**Data for this exercise**
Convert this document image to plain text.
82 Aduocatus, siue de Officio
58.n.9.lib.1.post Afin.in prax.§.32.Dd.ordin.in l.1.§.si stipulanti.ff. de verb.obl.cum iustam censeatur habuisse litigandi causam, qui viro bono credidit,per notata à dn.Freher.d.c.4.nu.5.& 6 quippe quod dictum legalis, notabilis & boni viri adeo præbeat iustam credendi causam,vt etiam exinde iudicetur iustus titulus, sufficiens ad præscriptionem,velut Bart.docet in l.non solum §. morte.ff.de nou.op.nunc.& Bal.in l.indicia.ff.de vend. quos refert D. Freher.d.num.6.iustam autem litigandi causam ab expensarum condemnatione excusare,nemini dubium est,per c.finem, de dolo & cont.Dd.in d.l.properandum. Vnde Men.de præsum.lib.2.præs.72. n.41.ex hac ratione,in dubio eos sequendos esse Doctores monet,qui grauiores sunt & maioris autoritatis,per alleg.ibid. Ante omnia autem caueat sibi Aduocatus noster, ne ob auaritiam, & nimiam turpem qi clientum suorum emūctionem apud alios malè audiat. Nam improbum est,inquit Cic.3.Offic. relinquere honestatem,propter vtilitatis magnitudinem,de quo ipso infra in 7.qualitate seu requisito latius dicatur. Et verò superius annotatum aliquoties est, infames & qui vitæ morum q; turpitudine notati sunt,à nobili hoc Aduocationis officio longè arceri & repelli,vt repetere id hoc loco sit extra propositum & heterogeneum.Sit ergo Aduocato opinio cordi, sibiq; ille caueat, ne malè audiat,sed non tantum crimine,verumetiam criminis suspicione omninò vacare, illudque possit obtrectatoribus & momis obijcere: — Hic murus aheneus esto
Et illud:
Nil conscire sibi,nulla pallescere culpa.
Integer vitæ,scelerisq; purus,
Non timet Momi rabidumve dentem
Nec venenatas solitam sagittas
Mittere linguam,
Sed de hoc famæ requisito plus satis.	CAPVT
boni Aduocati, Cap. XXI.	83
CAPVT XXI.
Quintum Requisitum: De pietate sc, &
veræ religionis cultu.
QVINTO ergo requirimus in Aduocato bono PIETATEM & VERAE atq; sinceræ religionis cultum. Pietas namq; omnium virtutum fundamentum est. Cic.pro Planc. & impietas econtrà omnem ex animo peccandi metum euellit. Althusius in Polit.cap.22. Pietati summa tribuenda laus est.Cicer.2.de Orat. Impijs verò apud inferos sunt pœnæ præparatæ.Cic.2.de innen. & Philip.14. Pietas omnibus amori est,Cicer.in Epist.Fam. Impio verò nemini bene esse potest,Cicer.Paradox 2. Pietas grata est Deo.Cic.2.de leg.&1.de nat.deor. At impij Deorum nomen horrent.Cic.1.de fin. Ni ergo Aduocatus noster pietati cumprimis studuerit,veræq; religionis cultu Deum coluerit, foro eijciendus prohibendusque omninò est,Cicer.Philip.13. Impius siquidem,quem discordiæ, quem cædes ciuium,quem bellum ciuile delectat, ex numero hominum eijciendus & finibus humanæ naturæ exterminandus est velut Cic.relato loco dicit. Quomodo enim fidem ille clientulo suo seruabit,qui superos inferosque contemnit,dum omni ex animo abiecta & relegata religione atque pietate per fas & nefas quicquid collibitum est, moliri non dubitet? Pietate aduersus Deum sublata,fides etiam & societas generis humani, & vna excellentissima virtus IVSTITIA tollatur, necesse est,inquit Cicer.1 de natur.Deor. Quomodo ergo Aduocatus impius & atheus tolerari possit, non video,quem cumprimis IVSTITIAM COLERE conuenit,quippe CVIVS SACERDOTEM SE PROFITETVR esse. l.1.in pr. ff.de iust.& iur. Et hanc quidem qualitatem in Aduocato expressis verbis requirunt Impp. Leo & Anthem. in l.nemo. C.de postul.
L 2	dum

**What you will do**
Copy out all of the records above with nothing altered.

**Completed task**
Convert this document image to plain text.
82 Aduocatus, siue de Officio
58.n.9.lib.1.post Afin.in prax.§.32.Dd.ordin.in l.1.§.si stipulanti.ff. de verb.obl.cum iustam censeatur habuisse litigandi causam, qui viro bono credidit,per notata à dn.Freher.d.c.4.nu.5.& 6 quippe quod dictum legalis, notabilis & boni viri adeo præbeat iustam credendi causam,vt etiam exinde iudicetur iustus titulus, sufficiens ad præscriptionem,velut Bart.docet in l.non solum §. morte.ff.de nou.op.nunc.& Bal.in l.indicia.ff.de vend. quos refert D. Freher.d.num.6.iustam autem litigandi causam ab expensarum condemnatione excusare,nemini dubium est,per c.finem, de dolo & cont.Dd.in d.l.properandum. Vnde Men.de præsum.lib.2.præs.72. n.41.ex hac ratione,in dubio eos sequendos esse Doctores monet,qui grauiores sunt & maioris autoritatis,per alleg.ibid. Ante omnia autem caueat sibi Aduocatus noster, ne ob auaritiam, & nimiam turpem qi clientum suorum emūctionem apud alios malè audiat. Nam improbum est,inquit Cic.3.Offic. relinquere honestatem,propter vtilitatis magnitudinem,de quo ipso infra in 7.qualitate seu requisito latius dicatur. Et verò superius annotatum aliquoties est, infames & qui vitæ morum q; turpitudine notati sunt,à nobili hoc Aduocationis officio longè arceri & repelli,vt repetere id hoc loco sit extra propositum & heterogeneum.Sit ergo Aduocato opinio cordi, sibiq; ille caueat, ne malè audiat,sed non tantum crimine,verumetiam criminis suspicione omninò vacare, illudque possit obtrectatoribus & momis obijcere: — Hic murus aheneus esto
Et illud:
Nil conscire sibi,nulla pallescere culpa.
Integer vitæ,scelerisq; purus,
Non timet Momi rabidumve dentem
Nec venenatas solitam sagittas
Mittere linguam,
Sed de hoc famæ requisito plus satis.	CAPVT
boni Aduocati, Cap. XXI.	83
CAPVT XXI.
Quintum Requisitum: De pietate sc, &
veræ religionis cultu.
QVINTO ergo requirimus in Aduocato bono PIETATEM & VERAE atq; sinceræ religionis cultum. Pietas namq; omnium virtutum fundamentum est. Cic.pro Planc. & impietas econtrà omnem ex animo peccandi metum euellit. Althusius in Polit.cap.22. Pietati summa tribuenda laus est.Cicer.2.de Orat. Impijs verò apud inferos sunt pœnæ præparatæ.Cic.2.de innen. & Philip.14. Pietas omnibus amori est,Cicer.in Epist.Fam. Impio verò nemini bene esse potest,Cicer.Paradox 2. Pietas grata est Deo.Cic.2.de leg.&1.de nat.deor. At impij Deorum nomen horrent.Cic.1.de fin. Ni ergo Aduocatus noster pietati cumprimis studuerit,veræq; religionis cultu Deum coluerit, foro eijciendus prohibendusque omninò est,Cicer.Philip.13. Impius siquidem,quem discordiæ, quem cædes ciuium,quem bellum ciuile delectat, ex numero hominum eijciendus & finibus humanæ naturæ exterminandus est velut Cic.relato loco dicit. Quomodo enim fidem ille clientulo suo seruabit,qui superos inferosque contemnit,dum omni ex animo abiecta & relegata religione atque pietate per fas & nefas quicquid collibitum est, moliri non dubitet? Pietate aduersus Deum sublata,fides etiam & societas generis humani, & vna excellentissima virtus IVSTITIA tollatur, necesse est,inquit Cicer.1 de natur.Deor. Quomodo ergo Aduocatus impius & atheus tolerari possit, non video,quem cumprimis IVSTITIAM COLERE conuenit,quippe CVIVS SACERDOTEM SE PROFITETVR esse. l.1.in pr. ff.de iust.& iur. Et hanc quidem qualitatem in Aduocato expressis verbis requirunt Impp. Leo & Anthem. in l.nemo. C.de postul.
L 2	dum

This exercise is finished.